EXERCISE GOAL |
Output the data below in full, character for character.

● ● ● ● ●

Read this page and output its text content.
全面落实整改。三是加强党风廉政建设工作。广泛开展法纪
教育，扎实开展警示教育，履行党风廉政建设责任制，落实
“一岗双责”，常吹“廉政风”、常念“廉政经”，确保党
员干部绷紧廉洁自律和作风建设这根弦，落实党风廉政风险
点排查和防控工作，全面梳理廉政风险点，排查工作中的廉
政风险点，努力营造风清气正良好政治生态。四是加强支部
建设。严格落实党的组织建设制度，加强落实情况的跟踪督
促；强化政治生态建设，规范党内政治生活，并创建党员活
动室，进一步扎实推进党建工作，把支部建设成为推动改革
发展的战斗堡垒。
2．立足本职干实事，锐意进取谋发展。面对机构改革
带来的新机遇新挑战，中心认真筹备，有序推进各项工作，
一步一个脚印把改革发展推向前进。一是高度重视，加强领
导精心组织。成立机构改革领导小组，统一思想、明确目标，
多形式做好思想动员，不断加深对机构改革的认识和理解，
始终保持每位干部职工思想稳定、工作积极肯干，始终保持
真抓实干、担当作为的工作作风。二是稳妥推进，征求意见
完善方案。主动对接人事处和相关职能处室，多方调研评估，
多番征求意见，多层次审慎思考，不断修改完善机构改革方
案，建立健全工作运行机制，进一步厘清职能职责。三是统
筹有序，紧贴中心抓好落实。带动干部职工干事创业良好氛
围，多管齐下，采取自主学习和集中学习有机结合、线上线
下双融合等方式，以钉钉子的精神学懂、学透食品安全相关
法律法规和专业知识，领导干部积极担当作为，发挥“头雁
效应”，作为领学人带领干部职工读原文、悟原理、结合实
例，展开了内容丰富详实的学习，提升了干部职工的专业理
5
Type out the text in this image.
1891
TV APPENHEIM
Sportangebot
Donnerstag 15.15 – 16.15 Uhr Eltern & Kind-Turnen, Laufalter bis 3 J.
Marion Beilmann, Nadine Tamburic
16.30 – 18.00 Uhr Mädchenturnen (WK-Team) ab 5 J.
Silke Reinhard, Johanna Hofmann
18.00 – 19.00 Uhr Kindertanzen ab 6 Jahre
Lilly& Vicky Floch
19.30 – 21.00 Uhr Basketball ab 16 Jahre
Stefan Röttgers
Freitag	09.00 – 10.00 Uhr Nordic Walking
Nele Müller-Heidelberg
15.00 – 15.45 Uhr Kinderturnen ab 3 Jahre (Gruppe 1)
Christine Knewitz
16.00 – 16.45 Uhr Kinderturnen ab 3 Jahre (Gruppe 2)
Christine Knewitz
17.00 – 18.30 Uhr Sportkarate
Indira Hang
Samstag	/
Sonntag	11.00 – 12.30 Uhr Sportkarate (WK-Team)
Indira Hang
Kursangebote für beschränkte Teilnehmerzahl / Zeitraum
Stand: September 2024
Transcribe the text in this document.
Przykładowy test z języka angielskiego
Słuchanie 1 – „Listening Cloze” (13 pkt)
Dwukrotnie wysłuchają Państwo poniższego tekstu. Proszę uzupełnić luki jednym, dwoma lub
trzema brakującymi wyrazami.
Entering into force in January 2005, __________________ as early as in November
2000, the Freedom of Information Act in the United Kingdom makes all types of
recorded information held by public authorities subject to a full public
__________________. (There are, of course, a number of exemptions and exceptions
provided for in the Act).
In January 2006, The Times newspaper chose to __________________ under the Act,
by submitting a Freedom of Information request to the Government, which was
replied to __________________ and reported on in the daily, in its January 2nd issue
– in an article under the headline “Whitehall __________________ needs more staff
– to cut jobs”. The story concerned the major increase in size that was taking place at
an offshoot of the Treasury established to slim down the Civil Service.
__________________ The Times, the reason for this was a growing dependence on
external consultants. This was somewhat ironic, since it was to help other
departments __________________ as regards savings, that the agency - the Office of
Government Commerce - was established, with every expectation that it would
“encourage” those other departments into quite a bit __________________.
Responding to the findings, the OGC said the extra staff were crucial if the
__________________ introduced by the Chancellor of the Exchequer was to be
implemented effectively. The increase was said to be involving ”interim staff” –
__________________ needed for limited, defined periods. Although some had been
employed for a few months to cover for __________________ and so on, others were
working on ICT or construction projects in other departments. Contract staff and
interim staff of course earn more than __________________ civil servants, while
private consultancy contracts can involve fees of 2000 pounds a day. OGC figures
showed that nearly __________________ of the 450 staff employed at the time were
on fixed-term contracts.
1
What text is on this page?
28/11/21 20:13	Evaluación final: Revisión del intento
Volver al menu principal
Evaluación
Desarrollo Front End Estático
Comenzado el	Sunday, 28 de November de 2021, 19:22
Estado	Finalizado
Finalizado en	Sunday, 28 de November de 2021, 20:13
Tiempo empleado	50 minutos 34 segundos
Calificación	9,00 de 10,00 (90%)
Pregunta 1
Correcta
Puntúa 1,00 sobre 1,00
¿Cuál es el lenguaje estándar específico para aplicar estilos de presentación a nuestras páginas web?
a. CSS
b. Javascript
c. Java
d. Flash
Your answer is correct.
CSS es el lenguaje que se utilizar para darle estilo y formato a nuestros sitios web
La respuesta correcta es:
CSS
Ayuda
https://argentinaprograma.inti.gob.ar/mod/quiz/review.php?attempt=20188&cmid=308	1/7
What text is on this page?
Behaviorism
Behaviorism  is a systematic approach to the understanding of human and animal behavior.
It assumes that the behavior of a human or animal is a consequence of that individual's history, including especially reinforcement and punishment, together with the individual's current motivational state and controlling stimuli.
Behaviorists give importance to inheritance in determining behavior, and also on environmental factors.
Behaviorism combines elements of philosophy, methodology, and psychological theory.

● ● ● ● ●

SOLVED PROBLEM |
Read this page and output its text content.
全面落实整改。三是加强党风廉政建设工作。广泛开展法纪
教育，扎实开展警示教育，履行党风廉政建设责任制，落实
“一岗双责”，常吹“廉政风”、常念“廉政经”，确保党
员干部绷紧廉洁自律和作风建设这根弦，落实党风廉政风险
点排查和防控工作，全面梳理廉政风险点，排查工作中的廉
政风险点，努力营造风清气正良好政治生态。四是加强支部
建设。严格落实党的组织建设制度，加强落实情况的跟踪督
促；强化政治生态建设，规范党内政治生活，并创建党员活
动室，进一步扎实推进党建工作，把支部建设成为推动改革
发展的战斗堡垒。
2．立足本职干实事，锐意进取谋发展。面对机构改革
带来的新机遇新挑战，中心认真筹备，有序推进各项工作，
一步一个脚印把改革发展推向前进。一是高度重视，加强领
导精心组织。成立机构改革领导小组，统一思想、明确目标，
多形式做好思想动员，不断加深对机构改革的认识和理解，
始终保持每位干部职工思想稳定、工作积极肯干，始终保持
真抓实干、担当作为的工作作风。二是稳妥推进，征求意见
完善方案。主动对接人事处和相关职能处室，多方调研评估，
多番征求意见，多层次审慎思考，不断修改完善机构改革方
案，建立健全工作运行机制，进一步厘清职能职责。三是统
筹有序，紧贴中心抓好落实。带动干部职工干事创业良好氛
围，多管齐下，采取自主学习和集中学习有机结合、线上线
下双融合等方式，以钉钉子的精神学懂、学透食品安全相关
法律法规和专业知识，领导干部积极担当作为，发挥“头雁
效应”，作为领学人带领干部职工读原文、悟原理、结合实
例，展开了内容丰富详实的学习，提升了干部职工的专业理
5
Type out the text in this image.
1891
TV APPENHEIM
Sportangebot
Donnerstag 15.15 – 16.15 Uhr Eltern & Kind-Turnen, Laufalter bis 3 J.
Marion Beilmann, Nadine Tamburic
16.30 – 18.00 Uhr Mädchenturnen (WK-Team) ab 5 J.
Silke Reinhard, Johanna Hofmann
18.00 – 19.00 Uhr Kindertanzen ab 6 Jahre
Lilly& Vicky Floch
19.30 – 21.00 Uhr Basketball ab 16 Jahre
Stefan Röttgers
Freitag	09.00 – 10.00 Uhr Nordic Walking
Nele Müller-Heidelberg
15.00 – 15.45 Uhr Kinderturnen ab 3 Jahre (Gruppe 1)
Christine Knewitz
16.00 – 16.45 Uhr Kinderturnen ab 3 Jahre (Gruppe 2)
Christine Knewitz
17.00 – 18.30 Uhr Sportkarate
Indira Hang
Samstag	/
Sonntag	11.00 – 12.30 Uhr Sportkarate (WK-Team)
Indira Hang
Kursangebote für beschränkte Teilnehmerzahl / Zeitraum
Stand: September 2024
Transcribe the text in this document.
Przykładowy test z języka angielskiego
Słuchanie 1 – „Listening Cloze” (13 pkt)
Dwukrotnie wysłuchają Państwo poniższego tekstu. Proszę uzupełnić luki jednym, dwoma lub
trzema brakującymi wyrazami.
Entering into force in January 2005, __________________ as early as in November
2000, the Freedom of Information Act in the United Kingdom makes all types of
recorded information held by public authorities subject to a full public
__________________. (There are, of course, a number of exemptions and exceptions
provided for in the Act).
In January 2006, The Times newspaper chose to __________________ under the Act,
by submitting a Freedom of Information request to the Government, which was
replied to __________________ and reported on in the daily, in its January 2nd issue
– in an article under the headline “Whitehall __________________ needs more staff
– to cut jobs”. The story concerned the major increase in size that was taking place at
an offshoot of the Treasury established to slim down the Civil Service.
__________________ The Times, the reason for this was a growing dependence on
external consultants. This was somewhat ironic, since it was to help other
departments __________________ as regards savings, that the agency - the Office of
Government Commerce - was established, with every expectation that it would
“encourage” those other departments into quite a bit __________________.
Responding to the findings, the OGC said the extra staff were crucial if the
__________________ introduced by the Chancellor of the Exchequer was to be
implemented effectively. The increase was said to be involving ”interim staff” –
__________________ needed for limited, defined periods. Although some had been
employed for a few months to cover for __________________ and so on, others were
working on ICT or construction projects in other departments. Contract staff and
interim staff of course earn more than __________________ civil servants, while
private consultancy contracts can involve fees of 2000 pounds a day. OGC figures
showed that nearly __________________ of the 450 staff employed at the time were
on fixed-term contracts.
1
What text is on this page?
28/11/21 20:13	Evaluación final: Revisión del intento
Volver al menu principal
Evaluación
Desarrollo Front End Estático
Comenzado el	Sunday, 28 de November de 2021, 19:22
Estado	Finalizado
Finalizado en	Sunday, 28 de November de 2021, 20:13
Tiempo empleado	50 minutos 34 segundos
Calificación	9,00 de 10,00 (90%)
Pregunta 1
Correcta
Puntúa 1,00 sobre 1,00
¿Cuál es el lenguaje estándar específico para aplicar estilos de presentación a nuestras páginas web?
a. CSS
b. Javascript
c. Java
d. Flash
Your answer is correct.
CSS es el lenguaje que se utilizar para darle estilo y formato a nuestros sitios web
La respuesta correcta es:
CSS
Ayuda
https://argentinaprograma.inti.gob.ar/mod/quiz/review.php?attempt=20188&cmid=308	1/7
What text is on this page?
Behaviorism
Behaviorism  is a systematic approach to the understanding of human and animal behavior.
It assumes that the behavior of a human or animal is a consequence of that individual's history, including especially reinforcement and punishment, together with the individual's current motivational state and controlling stimuli.
Behaviorists give importance to inheritance in determining behavior, and also on environmental factors.
Behaviorism combines elements of philosophy, methodology, and psychological theory.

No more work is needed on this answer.